WHAT IS BEING ASKED:
Copy out every line of the material below, changing nothing.

Records of labeled boxes:
....
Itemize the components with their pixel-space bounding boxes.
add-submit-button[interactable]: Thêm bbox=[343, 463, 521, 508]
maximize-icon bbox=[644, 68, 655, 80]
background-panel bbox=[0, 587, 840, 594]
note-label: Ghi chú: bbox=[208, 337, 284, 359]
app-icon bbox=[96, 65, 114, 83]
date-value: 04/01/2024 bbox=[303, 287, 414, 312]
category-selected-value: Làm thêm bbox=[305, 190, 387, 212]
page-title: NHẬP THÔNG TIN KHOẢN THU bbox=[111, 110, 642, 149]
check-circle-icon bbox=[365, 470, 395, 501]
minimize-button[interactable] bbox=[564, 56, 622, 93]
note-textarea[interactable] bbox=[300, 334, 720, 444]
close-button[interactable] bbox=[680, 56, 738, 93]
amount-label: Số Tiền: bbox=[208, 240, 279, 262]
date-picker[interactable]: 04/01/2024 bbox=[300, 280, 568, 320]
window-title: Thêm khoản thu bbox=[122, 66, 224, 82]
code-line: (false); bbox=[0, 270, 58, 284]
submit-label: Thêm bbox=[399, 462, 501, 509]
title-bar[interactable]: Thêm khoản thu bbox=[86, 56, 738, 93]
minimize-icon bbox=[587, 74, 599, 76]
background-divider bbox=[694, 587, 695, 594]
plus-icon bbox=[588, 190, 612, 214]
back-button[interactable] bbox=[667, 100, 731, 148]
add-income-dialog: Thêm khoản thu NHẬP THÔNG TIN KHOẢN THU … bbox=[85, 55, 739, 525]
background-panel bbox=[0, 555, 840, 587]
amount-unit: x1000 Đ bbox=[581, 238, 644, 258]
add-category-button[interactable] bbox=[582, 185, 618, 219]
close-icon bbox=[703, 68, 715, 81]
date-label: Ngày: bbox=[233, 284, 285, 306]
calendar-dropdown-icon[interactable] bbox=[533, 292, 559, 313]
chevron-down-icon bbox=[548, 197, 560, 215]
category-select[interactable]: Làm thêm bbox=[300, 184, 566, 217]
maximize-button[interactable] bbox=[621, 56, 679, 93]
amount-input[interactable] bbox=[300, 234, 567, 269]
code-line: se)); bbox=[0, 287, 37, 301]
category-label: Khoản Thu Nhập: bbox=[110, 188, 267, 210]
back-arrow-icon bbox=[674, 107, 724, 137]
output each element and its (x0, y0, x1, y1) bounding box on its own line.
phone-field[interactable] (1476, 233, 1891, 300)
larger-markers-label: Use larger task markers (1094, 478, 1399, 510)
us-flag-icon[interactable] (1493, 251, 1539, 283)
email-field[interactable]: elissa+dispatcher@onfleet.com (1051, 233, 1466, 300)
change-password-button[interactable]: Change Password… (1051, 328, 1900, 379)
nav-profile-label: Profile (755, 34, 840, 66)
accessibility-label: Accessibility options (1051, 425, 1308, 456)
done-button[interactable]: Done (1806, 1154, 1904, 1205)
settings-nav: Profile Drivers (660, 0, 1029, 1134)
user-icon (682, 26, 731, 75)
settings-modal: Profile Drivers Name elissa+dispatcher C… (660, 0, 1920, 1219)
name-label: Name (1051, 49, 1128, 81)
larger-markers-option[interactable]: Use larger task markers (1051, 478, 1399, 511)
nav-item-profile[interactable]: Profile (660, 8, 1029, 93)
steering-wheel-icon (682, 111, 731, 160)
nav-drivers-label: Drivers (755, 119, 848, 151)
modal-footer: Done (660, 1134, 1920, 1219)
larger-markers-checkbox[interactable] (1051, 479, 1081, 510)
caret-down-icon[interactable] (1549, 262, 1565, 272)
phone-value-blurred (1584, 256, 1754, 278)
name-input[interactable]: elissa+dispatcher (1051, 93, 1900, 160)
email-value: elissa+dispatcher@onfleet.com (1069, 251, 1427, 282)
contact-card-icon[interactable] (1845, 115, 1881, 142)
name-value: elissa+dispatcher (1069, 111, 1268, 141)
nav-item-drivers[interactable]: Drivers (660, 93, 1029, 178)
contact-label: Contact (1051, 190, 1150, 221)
....
RESPONSE TO THE EXERCISE:
Itemize the components with their pixel-space bounding boxes.
add-submit-button[interactable]: Thêm bbox=[343, 463, 521, 508]
maximize-icon bbox=[644, 68, 655, 80]
background-panel bbox=[0, 587, 840, 594]
note-label: Ghi chú: bbox=[208, 337, 284, 359]
app-icon bbox=[96, 65, 114, 83]
date-value: 04/01/2024 bbox=[303, 287, 414, 312]
category-selected-value: Làm thêm bbox=[305, 190, 387, 212]
page-title: NHẬP THÔNG TIN KHOẢN THU bbox=[111, 110, 642, 149]
check-circle-icon bbox=[365, 470, 395, 501]
minimize-button[interactable] bbox=[564, 56, 622, 93]
note-textarea[interactable] bbox=[300, 334, 720, 444]
close-button[interactable] bbox=[680, 56, 738, 93]
amount-label: Số Tiền: bbox=[208, 240, 279, 262]
date-picker[interactable]: 04/01/2024 bbox=[300, 280, 568, 320]
window-title: Thêm khoản thu bbox=[122, 66, 224, 82]
code-line: (false); bbox=[0, 270, 58, 284]
submit-label: Thêm bbox=[399, 462, 501, 509]
title-bar[interactable]: Thêm khoản thu bbox=[86, 56, 738, 93]
minimize-icon bbox=[587, 74, 599, 76]
background-divider bbox=[694, 587, 695, 594]
plus-icon bbox=[588, 190, 612, 214]
back-button[interactable] bbox=[667, 100, 731, 148]
add-income-dialog: Thêm khoản thu NHẬP THÔNG TIN KHOẢN THU … bbox=[85, 55, 739, 525]
background-panel bbox=[0, 555, 840, 587]
amount-unit: x1000 Đ bbox=[581, 238, 644, 258]
add-category-button[interactable] bbox=[582, 185, 618, 219]
close-icon bbox=[703, 68, 715, 81]
date-label: Ngày: bbox=[233, 284, 285, 306]
calendar-dropdown-icon[interactable] bbox=[533, 292, 559, 313]
chevron-down-icon bbox=[548, 197, 560, 215]
category-select[interactable]: Làm thêm bbox=[300, 184, 566, 217]
maximize-button[interactable] bbox=[621, 56, 679, 93]
amount-input[interactable] bbox=[300, 234, 567, 269]
code-line: se)); bbox=[0, 287, 37, 301]
category-label: Khoản Thu Nhập: bbox=[110, 188, 267, 210]
back-arrow-icon bbox=[674, 107, 724, 137]
output each element and its (x0, y0, x1, y1) bounding box on its own line.
phone-field[interactable] (1476, 233, 1891, 300)
larger-markers-label: Use larger task markers (1094, 478, 1399, 510)
us-flag-icon[interactable] (1493, 251, 1539, 283)
email-field[interactable]: elissa+dispatcher@onfleet.com (1051, 233, 1466, 300)
change-password-button[interactable]: Change Password… (1051, 328, 1900, 379)
nav-profile-label: Profile (755, 34, 840, 66)
accessibility-label: Accessibility options (1051, 425, 1308, 456)
done-button[interactable]: Done (1806, 1154, 1904, 1205)
settings-nav: Profile Drivers (660, 0, 1029, 1134)
user-icon (682, 26, 731, 75)
settings-modal: Profile Drivers Name elissa+dispatcher C… (660, 0, 1920, 1219)
name-label: Name (1051, 49, 1128, 81)
larger-markers-option[interactable]: Use larger task markers (1051, 478, 1399, 511)
nav-item-profile[interactable]: Profile (660, 8, 1029, 93)
steering-wheel-icon (682, 111, 731, 160)
nav-drivers-label: Drivers (755, 119, 848, 151)
modal-footer: Done (660, 1134, 1920, 1219)
larger-markers-checkbox[interactable] (1051, 479, 1081, 510)
caret-down-icon[interactable] (1549, 262, 1565, 272)
phone-value-blurred (1584, 256, 1754, 278)
name-input[interactable]: elissa+dispatcher (1051, 93, 1900, 160)
email-value: elissa+dispatcher@onfleet.com (1069, 251, 1427, 282)
contact-card-icon[interactable] (1845, 115, 1881, 142)
name-value: elissa+dispatcher (1069, 111, 1268, 141)
nav-item-drivers[interactable]: Drivers (660, 93, 1029, 178)
contact-label: Contact (1051, 190, 1150, 221)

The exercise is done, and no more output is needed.